Stored records:
>> BEGIN
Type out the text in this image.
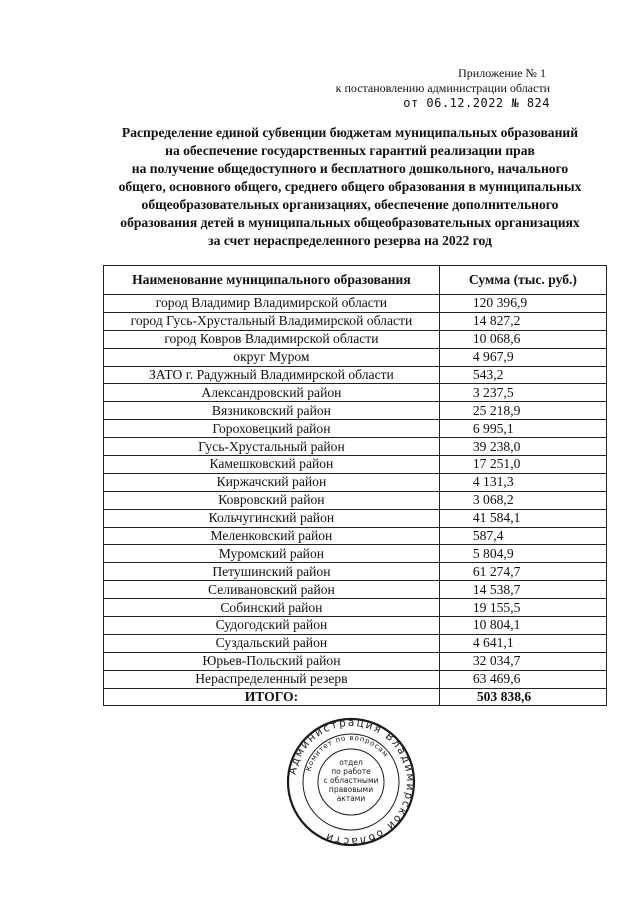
Приложение № 1
к постановлению администрации области
от 06.12.2022 № 824
Распределение единой субвенции бюджетам муниципальных образований
на обеспечение государственных гарантий реализации прав
на получение общедоступного и бесплатного дошкольного, начального
общего, основного общего, среднего общего образования в муниципальных
общеобразовательных организациях, обеспечение дополнительного
образования детей в муниципальных общеобразовательных организациях
за счет нераспределенного резерва на 2022 год
Наименование муниципального образования	Сумма (тыс. руб.)
город Владимир Владимирской области	120 396,9
город Гусь-Хрустальный Владимирской области	14 827,2
город Ковров Владимирской области	10 068,6
округ Муром	4 967,9
ЗАТО г. Радужный Владимирской области	543,2
Александровский район	3 237,5
Вязниковский район	25 218,9
Гороховецкий район	6 995,1
Гусь-Хрустальный район	39 238,0
Камешковский район	17 251,0
Киржачский район	4 131,3
Ковровский район	3 068,2
Кольчугинский район	41 584,1
Меленковский район	587,4
Муромский район	5 804,9
Петушинский район	61 274,7
Селивановский район	14 538,7
Собинский район	19 155,5
Судогодский район	10 804,1
Суздальский район	4 641,1
Юрьев-Польский район	32 034,7
Нераспределенный резерв	63 469,6
ИТОГО:	503 838,6
Администрация Владимирской области
Комитет по вопросам
отдел
по работе
с областными
правовыми
актами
>> END
BRIEF
Each line in the data that holds the string "образования" should be found and copied.

RESPONSE
общего, основного общего, среднего общего образования в муниципальных
образования детей в муниципальных общеобразовательных организациях
Наименование муниципального образования	Сумма (тыс. руб.)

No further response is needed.